WHAT IS BEING ASKED:
From the listing below, pull each line that includes "series".

EXTRACTED RECORDS:
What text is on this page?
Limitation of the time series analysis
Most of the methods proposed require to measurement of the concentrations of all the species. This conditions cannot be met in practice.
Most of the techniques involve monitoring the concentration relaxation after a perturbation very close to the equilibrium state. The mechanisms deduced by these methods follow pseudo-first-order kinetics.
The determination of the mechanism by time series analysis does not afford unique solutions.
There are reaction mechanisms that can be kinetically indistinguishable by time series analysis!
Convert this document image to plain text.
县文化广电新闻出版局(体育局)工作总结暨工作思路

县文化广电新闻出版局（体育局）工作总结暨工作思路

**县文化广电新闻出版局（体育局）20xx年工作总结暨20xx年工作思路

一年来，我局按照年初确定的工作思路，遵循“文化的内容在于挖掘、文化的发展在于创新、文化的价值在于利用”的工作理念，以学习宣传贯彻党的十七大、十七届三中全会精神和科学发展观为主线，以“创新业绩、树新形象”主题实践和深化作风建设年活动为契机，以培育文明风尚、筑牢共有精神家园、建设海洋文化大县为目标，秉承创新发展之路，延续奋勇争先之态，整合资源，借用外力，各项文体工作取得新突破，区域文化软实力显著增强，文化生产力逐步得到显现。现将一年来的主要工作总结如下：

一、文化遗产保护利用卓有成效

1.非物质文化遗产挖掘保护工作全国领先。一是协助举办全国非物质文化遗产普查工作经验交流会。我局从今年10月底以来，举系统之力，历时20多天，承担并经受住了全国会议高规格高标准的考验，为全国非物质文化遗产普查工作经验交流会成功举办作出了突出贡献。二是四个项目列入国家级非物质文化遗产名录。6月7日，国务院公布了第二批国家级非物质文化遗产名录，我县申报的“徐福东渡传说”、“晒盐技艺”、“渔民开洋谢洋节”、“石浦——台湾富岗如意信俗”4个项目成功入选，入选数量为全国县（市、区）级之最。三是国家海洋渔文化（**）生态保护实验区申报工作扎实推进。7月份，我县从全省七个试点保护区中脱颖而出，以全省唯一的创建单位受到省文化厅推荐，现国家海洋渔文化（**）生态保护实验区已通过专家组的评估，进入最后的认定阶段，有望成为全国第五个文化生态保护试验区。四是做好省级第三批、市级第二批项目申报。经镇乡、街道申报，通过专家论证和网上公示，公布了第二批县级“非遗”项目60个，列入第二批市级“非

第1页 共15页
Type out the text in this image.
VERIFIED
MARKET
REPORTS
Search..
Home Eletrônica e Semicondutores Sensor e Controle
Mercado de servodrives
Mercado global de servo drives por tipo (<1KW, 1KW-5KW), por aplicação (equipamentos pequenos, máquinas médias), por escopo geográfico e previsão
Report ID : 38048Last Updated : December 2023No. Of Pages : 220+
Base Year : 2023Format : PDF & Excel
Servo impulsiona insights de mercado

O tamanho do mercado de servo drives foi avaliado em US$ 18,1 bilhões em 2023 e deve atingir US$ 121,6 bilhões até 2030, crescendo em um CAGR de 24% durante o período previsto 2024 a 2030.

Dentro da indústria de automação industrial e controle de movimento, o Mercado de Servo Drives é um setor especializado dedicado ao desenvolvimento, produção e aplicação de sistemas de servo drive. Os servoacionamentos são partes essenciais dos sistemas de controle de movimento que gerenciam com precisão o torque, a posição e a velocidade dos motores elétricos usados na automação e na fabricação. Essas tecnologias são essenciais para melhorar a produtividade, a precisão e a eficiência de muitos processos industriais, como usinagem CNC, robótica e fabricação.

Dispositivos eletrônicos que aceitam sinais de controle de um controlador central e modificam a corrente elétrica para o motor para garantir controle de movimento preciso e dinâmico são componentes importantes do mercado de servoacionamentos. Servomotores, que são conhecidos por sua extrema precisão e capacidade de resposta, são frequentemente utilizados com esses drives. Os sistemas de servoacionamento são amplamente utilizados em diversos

WRITTEN ANSWER:
Limitation of the time series analysis
The determination of the mechanism by time series analysis does not afford unique solutions.
There are reaction mechanisms that can be kinetically indistinguishable by time series analysis!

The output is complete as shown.